What you return should match every record exactly, with the images removed.

— start AVAILABLE RECORDS —

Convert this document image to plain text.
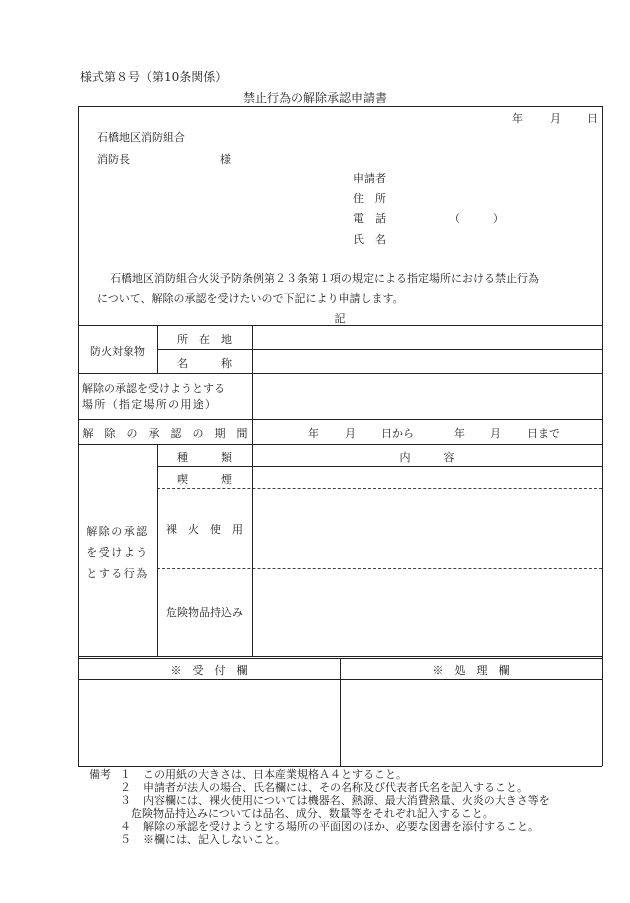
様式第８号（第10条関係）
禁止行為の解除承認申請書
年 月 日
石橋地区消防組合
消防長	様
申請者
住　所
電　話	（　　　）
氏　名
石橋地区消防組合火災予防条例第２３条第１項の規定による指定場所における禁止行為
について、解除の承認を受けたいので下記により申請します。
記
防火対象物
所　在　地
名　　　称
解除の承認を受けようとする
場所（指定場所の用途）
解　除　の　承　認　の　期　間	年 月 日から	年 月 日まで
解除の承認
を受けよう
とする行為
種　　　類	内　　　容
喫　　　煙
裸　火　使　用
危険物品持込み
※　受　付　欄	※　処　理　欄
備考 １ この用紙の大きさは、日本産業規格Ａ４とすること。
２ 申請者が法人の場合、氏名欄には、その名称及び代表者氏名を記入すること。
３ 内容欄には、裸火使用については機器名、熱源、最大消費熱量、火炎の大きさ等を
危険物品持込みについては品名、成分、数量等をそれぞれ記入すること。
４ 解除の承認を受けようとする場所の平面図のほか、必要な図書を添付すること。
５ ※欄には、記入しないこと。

— end AVAILABLE RECORDS —

» SOLUTION
Convert this document image to plain text.
様式第８号（第10条関係）
禁止行為の解除承認申請書
年 月 日
石橋地区消防組合
消防長	様
申請者
住　所
電　話	（　　　）
氏　名
石橋地区消防組合火災予防条例第２３条第１項の規定による指定場所における禁止行為
について、解除の承認を受けたいので下記により申請します。
記
防火対象物
所　在　地
名　　　称
解除の承認を受けようとする
場所（指定場所の用途）
解　除　の　承　認　の　期　間	年 月 日から	年 月 日まで
解除の承認
を受けよう
とする行為
種　　　類	内　　　容
喫　　　煙
裸　火　使　用
危険物品持込み
※　受　付　欄	※　処　理　欄
備考 １ この用紙の大きさは、日本産業規格Ａ４とすること。
２ 申請者が法人の場合、氏名欄には、その名称及び代表者氏名を記入すること。
３ 内容欄には、裸火使用については機器名、熱源、最大消費熱量、火炎の大きさ等を
危険物品持込みについては品名、成分、数量等をそれぞれ記入すること。
４ 解除の承認を受けようとする場所の平面図のほか、必要な図書を添付すること。
５ ※欄には、記入しないこと。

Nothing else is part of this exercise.